── RECORDS FOR PROCESSING
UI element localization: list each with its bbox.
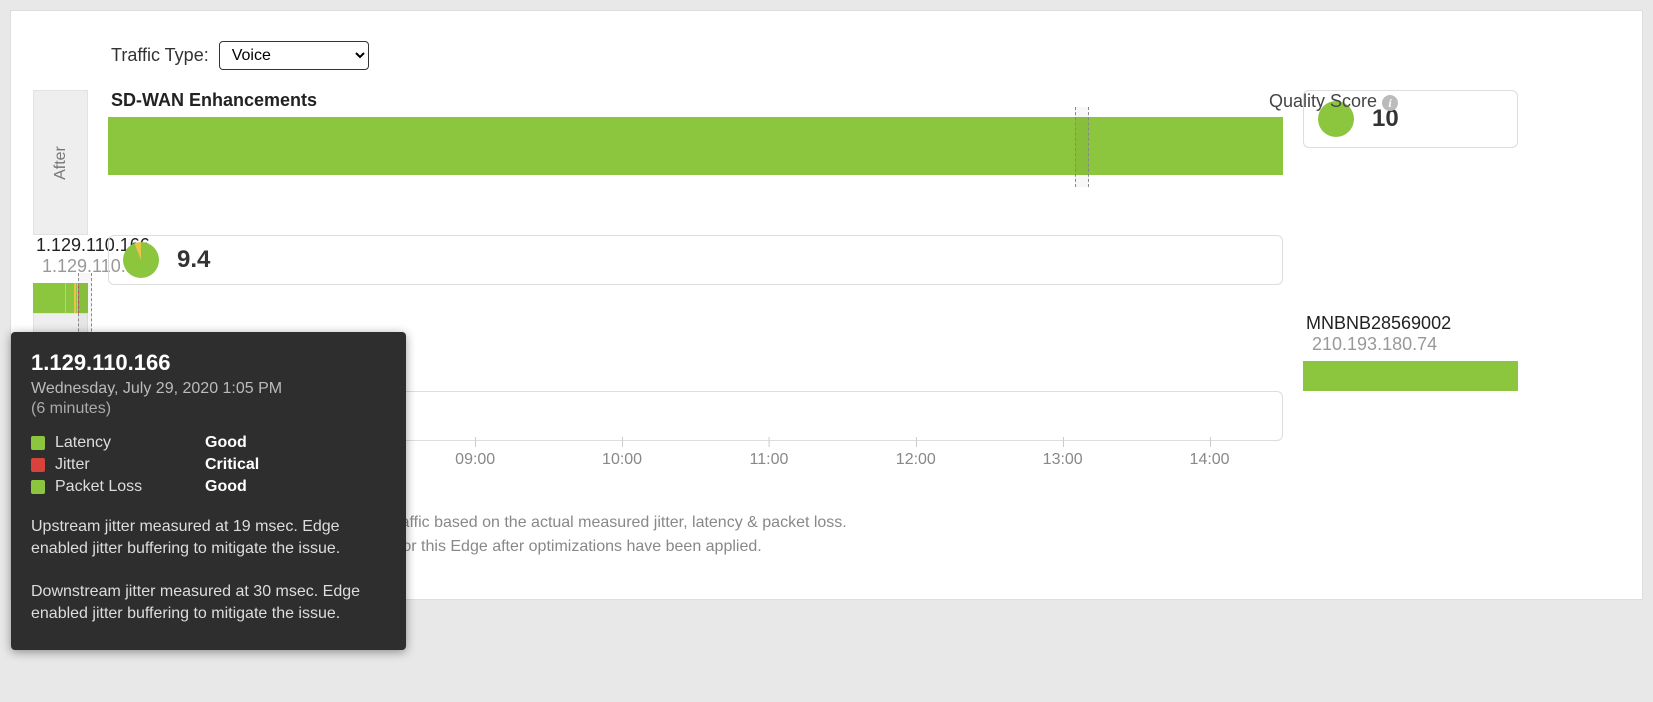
filter-row: Traffic Type: Voice [11, 11, 1642, 90]
qoE-card: Traffic Type: Voice Quality Score i Afte… [10, 10, 1643, 600]
crit-swatch-icon [31, 458, 45, 472]
tooltip-metrics: LatencyGoodJitterCriticalPacket LossGood [31, 434, 386, 496]
axis-tick: 09:00 [455, 451, 495, 469]
after-bar[interactable] [108, 117, 1283, 175]
tooltip-metric-row: Packet LossGood [31, 478, 386, 496]
before1-score-value: 9.4 [177, 246, 210, 274]
tooltip-metric-row: LatencyGood [31, 434, 386, 452]
before1-title: 1.129.110.166 1.129.110.166 [36, 235, 88, 277]
info-icon[interactable]: i [1382, 95, 1398, 111]
metric-value: Critical [205, 456, 259, 474]
metric-name: Jitter [55, 456, 205, 474]
after-side-label: After [33, 90, 88, 235]
before1-score-card: 9.4 [108, 235, 1283, 285]
traffic-type-select[interactable]: Voice [219, 41, 369, 70]
before1-lane: 1.129.110.166 1.129.110.166 [33, 235, 88, 313]
axis-tick: 13:00 [1043, 451, 1083, 469]
tooltip-datetime: Wednesday, July 29, 2020 1:05 PM [31, 380, 386, 398]
after-lane: SD-WAN Enhancements [108, 90, 1283, 175]
tooltip-msg1: Upstream jitter measured at 19 msec. Edg… [31, 516, 386, 561]
metric-value: Good [205, 434, 247, 452]
tooltip-duration: (6 minutes) [31, 400, 386, 418]
segment-good[interactable] [33, 283, 65, 313]
axis-tick: 14:00 [1190, 451, 1230, 469]
before2-lane: MNBNB28569002 210.193.180.74 [1303, 313, 1518, 391]
pie-icon [123, 242, 159, 278]
segment-good[interactable] [108, 117, 1283, 175]
good-swatch-icon [31, 480, 45, 494]
segment-good[interactable] [66, 283, 74, 313]
quality-score-header: Quality Score i [1269, 91, 1398, 112]
metric-name: Latency [55, 434, 205, 452]
before2-bar[interactable] [1303, 361, 1518, 391]
segment-good[interactable] [1303, 361, 1518, 391]
before2-title: MNBNB28569002 210.193.180.74 [1306, 313, 1518, 355]
tooltip-title: 1.129.110.166 [31, 350, 386, 376]
tooltip-msg2: Downstream jitter measured at 30 msec. E… [31, 581, 386, 626]
metric-value: Good [205, 478, 247, 496]
axis-tick: 11:00 [750, 451, 789, 469]
hover-tooltip: 1.129.110.166 Wednesday, July 29, 2020 1… [11, 332, 406, 650]
good-swatch-icon [31, 436, 45, 450]
axis-tick: 10:00 [602, 451, 642, 469]
axis-tick: 12:00 [896, 451, 936, 469]
segment-good[interactable] [79, 283, 88, 313]
metric-name: Packet Loss [55, 478, 205, 496]
traffic-type-label: Traffic Type: [111, 45, 209, 66]
after-title: SD-WAN Enhancements [111, 90, 1283, 111]
before1-bar[interactable] [33, 283, 88, 313]
tooltip-metric-row: JitterCritical [31, 456, 386, 474]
────
### WHAT YOU ARE ASKED TO DO
Lay out the listing lines as a Markdown table with columns named Row and Entry, numbering each row and skipping blank lines. Begin at the line that has "filter-row: Traffic Type: Voice" and stop after the line that has "tooltip-metric-row: LatencyGood [31, 434, 386, 452]".

### SOLUTION FOR THIS EXERCISE
| Row | Entry |
|---|---|
| 1 | filter-row: Traffic Type: Voice [11, 11, 1642, 90] |
| 2 | qoE-card: Traffic Type: Voice Quality Score i Afte… [10, 10, 1643, 600] |
| 3 | crit-swatch-icon [31, 458, 45, 472] |
| 4 | tooltip-metrics: LatencyGoodJitterCriticalPacket LossGood [31, 434, 386, 496] |
| 5 | axis-tick: 09:00 [455, 451, 495, 469] |
| 6 | after-bar[interactable] [108, 117, 1283, 175] |
| 7 | tooltip-metric-row: Packet LossGood [31, 478, 386, 496] |
| 8 | before1-score-value: 9.4 [177, 246, 210, 274] |
| 9 | tooltip-metric-row: LatencyGood [31, 434, 386, 452] |